Stated exercise: For the entries that follow, tally the lines holding the string "from". Give the total and nothing else.

───

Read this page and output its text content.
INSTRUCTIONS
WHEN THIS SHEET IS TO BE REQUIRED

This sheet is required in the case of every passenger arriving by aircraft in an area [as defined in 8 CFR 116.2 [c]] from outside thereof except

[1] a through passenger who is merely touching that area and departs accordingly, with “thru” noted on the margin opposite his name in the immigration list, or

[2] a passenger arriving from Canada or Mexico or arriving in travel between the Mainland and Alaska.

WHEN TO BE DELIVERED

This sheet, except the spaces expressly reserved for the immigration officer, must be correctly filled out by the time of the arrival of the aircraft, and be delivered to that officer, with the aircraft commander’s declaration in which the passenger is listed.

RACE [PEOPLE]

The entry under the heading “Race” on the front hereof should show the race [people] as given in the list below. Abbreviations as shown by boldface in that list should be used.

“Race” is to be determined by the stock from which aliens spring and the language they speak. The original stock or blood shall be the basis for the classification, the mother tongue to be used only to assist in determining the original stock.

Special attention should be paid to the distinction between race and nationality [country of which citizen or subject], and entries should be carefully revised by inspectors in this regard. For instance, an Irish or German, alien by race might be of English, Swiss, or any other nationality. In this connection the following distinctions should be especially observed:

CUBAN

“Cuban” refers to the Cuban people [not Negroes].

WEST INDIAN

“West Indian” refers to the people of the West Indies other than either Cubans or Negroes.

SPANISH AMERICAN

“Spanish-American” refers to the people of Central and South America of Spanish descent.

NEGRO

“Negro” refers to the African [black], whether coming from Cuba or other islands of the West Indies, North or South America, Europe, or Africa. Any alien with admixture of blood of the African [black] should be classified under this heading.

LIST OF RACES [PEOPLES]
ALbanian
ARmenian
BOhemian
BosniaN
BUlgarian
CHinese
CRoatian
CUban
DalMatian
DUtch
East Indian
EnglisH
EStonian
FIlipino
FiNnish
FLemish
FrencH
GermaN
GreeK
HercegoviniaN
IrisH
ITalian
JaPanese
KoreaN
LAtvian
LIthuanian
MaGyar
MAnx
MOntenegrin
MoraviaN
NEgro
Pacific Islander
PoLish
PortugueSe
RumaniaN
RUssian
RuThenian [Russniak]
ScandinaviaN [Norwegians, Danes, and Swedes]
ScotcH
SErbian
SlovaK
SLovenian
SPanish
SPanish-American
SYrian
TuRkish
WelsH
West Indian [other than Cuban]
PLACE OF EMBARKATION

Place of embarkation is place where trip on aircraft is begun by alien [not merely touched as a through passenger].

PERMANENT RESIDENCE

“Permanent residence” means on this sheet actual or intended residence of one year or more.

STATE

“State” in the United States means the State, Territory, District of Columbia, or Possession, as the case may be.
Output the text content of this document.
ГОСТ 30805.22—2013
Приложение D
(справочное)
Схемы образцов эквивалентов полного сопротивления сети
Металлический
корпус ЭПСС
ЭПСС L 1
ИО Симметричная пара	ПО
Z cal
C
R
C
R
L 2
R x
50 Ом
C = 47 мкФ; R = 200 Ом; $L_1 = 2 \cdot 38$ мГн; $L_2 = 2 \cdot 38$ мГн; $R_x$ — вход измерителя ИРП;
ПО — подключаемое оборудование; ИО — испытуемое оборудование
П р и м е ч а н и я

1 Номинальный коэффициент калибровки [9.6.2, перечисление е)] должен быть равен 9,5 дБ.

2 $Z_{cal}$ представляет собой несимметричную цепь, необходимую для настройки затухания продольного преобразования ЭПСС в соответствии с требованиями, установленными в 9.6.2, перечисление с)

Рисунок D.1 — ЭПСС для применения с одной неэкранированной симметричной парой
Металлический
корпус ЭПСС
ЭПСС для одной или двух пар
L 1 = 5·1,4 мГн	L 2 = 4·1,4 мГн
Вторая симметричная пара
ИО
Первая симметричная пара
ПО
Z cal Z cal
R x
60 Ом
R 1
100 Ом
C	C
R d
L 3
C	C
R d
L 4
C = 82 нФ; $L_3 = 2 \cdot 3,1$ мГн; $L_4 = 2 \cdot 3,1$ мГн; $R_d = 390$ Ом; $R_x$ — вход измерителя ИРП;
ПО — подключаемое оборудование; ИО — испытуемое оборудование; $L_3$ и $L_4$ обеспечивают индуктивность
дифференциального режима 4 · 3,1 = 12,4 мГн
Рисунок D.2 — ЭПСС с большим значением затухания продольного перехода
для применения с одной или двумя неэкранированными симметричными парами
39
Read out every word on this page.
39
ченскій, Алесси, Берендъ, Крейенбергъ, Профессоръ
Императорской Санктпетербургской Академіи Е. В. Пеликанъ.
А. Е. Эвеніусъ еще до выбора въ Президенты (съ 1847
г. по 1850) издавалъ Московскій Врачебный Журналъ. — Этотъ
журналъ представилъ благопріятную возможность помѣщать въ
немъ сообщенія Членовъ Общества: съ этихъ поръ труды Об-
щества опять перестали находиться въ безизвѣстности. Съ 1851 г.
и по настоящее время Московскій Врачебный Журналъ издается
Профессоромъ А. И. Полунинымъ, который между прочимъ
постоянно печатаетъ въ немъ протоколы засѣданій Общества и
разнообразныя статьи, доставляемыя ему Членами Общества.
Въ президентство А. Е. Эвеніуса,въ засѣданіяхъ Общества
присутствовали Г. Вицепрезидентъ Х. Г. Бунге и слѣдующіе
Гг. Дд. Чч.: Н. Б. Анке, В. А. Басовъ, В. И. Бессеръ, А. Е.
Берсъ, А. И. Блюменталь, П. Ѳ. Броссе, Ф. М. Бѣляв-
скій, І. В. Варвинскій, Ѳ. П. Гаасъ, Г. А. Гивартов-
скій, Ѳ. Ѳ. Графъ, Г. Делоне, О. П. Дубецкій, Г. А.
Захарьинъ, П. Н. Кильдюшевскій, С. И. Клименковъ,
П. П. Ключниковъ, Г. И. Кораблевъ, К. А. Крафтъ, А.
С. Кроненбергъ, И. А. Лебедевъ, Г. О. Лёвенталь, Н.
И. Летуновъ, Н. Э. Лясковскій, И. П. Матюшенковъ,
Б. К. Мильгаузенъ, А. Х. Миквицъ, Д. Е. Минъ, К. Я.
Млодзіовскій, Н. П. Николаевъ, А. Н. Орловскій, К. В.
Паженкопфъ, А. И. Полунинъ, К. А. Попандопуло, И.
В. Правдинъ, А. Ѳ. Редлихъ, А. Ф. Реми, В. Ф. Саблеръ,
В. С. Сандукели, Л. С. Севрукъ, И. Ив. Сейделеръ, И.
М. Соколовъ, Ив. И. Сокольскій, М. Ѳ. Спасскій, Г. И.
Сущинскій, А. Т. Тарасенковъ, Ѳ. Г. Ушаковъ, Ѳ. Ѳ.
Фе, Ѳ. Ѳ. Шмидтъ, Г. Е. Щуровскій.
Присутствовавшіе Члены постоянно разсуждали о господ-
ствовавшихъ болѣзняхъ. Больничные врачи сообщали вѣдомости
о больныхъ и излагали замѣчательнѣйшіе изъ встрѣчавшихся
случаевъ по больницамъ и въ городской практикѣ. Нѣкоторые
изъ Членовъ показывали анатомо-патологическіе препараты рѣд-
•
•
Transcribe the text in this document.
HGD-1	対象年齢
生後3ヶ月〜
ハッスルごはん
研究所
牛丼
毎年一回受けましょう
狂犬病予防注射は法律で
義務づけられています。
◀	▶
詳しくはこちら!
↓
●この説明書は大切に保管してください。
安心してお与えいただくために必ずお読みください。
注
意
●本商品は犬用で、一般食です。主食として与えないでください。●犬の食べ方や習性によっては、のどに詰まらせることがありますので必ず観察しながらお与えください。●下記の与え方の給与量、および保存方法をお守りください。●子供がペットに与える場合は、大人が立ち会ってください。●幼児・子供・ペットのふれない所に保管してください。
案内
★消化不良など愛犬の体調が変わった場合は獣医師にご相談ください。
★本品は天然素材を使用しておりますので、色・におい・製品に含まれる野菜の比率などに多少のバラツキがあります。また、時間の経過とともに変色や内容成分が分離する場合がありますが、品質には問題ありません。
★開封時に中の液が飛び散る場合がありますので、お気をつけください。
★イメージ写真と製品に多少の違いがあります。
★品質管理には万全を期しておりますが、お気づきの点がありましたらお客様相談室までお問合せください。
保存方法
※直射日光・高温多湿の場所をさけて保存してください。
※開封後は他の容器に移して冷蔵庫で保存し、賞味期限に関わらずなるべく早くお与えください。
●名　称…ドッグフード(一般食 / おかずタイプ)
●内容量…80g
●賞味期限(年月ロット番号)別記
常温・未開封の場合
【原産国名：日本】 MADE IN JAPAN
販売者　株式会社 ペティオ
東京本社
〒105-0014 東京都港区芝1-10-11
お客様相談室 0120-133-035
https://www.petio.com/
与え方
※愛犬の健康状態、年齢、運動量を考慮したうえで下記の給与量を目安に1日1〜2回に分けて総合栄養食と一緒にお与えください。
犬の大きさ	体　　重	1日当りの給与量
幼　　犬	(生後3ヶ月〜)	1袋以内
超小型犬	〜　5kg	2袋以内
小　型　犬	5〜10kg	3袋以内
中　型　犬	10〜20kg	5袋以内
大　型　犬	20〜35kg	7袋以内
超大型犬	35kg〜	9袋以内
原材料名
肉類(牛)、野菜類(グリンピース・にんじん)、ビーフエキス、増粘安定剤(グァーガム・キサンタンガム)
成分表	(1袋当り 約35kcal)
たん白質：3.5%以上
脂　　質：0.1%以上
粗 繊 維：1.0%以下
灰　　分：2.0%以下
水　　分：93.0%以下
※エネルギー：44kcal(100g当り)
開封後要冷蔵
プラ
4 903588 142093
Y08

───

Output below: 4